→ GIVEN TASK: State how many lines in the listing below include the word "right", and add nothing besides the number.

→ DATA LISTING:
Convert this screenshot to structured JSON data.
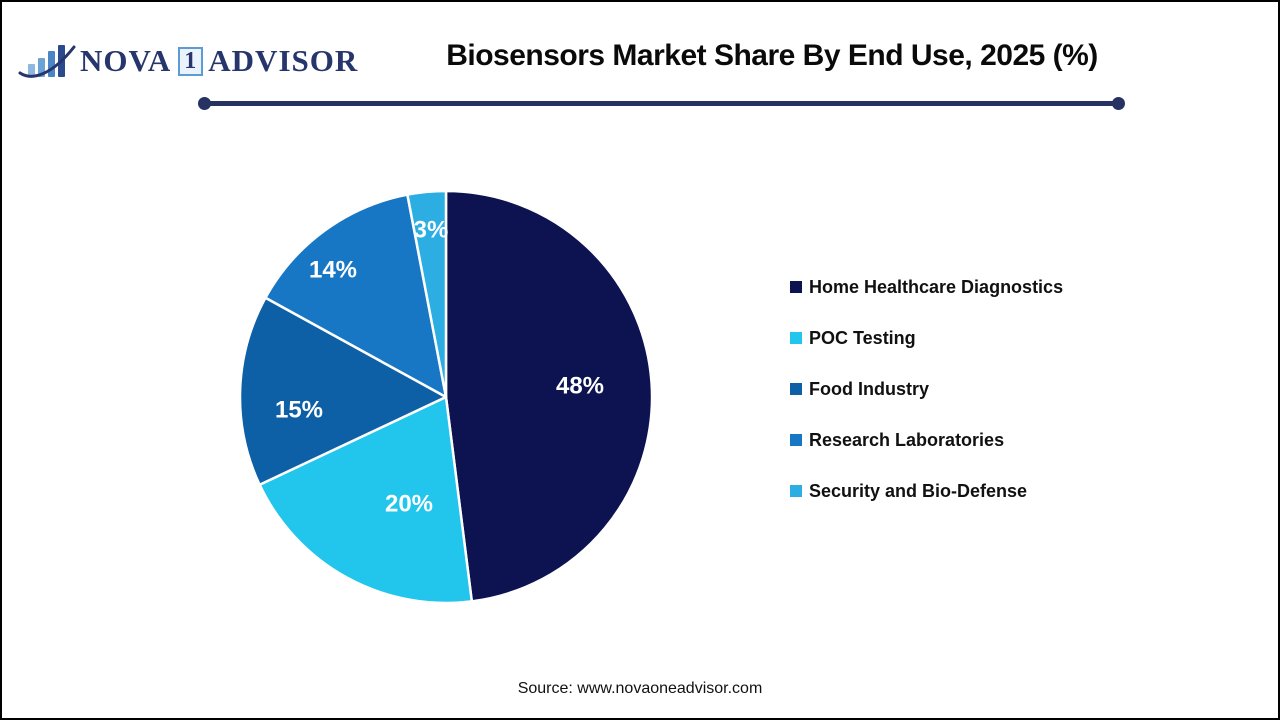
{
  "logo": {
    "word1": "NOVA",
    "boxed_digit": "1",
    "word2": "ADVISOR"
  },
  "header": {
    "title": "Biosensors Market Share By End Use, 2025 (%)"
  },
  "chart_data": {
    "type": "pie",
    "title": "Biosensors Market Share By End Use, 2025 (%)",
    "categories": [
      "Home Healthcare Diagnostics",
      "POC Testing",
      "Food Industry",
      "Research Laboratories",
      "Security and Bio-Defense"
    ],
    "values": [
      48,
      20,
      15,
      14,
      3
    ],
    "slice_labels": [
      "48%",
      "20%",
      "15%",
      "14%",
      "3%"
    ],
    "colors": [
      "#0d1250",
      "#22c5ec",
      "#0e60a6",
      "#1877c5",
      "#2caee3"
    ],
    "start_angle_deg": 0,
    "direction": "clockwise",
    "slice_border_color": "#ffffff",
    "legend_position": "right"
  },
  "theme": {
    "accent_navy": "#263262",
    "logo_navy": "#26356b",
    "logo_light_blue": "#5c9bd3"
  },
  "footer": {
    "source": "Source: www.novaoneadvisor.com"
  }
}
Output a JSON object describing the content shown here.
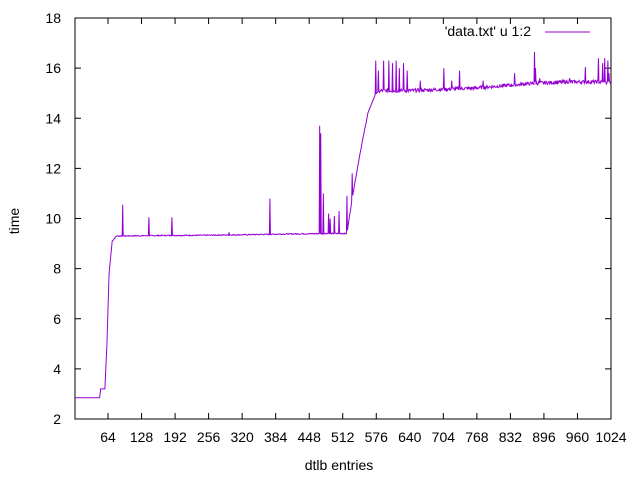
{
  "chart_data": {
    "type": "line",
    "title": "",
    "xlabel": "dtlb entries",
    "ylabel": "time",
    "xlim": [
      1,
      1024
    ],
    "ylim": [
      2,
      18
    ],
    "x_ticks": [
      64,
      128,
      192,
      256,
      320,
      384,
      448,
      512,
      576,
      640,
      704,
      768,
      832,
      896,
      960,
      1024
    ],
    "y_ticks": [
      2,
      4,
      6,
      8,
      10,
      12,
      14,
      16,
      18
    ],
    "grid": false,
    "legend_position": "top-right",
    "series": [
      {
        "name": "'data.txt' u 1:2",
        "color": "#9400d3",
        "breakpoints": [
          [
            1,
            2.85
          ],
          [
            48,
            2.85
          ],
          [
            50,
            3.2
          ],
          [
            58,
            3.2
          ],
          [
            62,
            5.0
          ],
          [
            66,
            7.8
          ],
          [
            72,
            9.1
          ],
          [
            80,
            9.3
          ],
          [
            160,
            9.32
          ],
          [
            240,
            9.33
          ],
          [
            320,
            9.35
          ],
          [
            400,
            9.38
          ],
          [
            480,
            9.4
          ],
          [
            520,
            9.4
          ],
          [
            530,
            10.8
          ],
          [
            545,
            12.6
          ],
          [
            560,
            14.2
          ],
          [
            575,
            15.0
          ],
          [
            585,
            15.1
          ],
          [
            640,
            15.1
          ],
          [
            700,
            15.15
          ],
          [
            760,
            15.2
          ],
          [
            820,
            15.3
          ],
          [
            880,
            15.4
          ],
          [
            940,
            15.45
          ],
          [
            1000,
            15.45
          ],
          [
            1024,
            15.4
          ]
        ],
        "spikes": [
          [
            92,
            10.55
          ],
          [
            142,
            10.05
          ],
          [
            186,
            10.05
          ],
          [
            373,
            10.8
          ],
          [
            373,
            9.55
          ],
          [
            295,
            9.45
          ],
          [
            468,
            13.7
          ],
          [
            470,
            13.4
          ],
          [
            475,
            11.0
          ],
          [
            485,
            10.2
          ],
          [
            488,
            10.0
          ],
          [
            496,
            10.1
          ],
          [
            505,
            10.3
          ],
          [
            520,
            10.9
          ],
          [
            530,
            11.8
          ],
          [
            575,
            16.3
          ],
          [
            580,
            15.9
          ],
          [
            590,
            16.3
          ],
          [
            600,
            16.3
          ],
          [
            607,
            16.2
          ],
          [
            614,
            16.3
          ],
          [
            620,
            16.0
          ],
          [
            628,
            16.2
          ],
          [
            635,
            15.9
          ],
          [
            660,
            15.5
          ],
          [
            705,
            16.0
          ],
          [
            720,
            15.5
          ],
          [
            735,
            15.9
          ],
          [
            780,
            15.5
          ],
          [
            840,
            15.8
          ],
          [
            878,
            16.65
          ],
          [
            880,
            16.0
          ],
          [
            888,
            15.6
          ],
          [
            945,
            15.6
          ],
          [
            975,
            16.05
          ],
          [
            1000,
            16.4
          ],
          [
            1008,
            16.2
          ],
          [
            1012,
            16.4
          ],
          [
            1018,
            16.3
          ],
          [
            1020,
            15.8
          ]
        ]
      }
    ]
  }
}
...
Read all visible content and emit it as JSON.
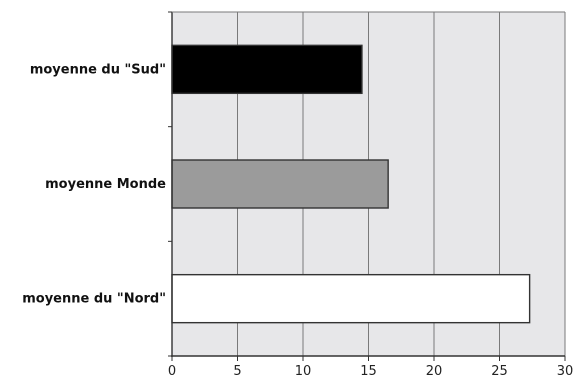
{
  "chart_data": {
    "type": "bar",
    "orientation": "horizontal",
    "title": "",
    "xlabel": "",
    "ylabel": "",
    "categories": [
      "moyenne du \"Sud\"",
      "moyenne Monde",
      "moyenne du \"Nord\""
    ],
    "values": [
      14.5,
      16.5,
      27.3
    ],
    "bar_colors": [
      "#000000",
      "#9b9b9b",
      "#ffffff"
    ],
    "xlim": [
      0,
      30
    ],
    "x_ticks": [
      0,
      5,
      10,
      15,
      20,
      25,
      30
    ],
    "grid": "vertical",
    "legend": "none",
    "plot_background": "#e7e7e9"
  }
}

→ SOLUTION FOR THIS PROBLEM: 2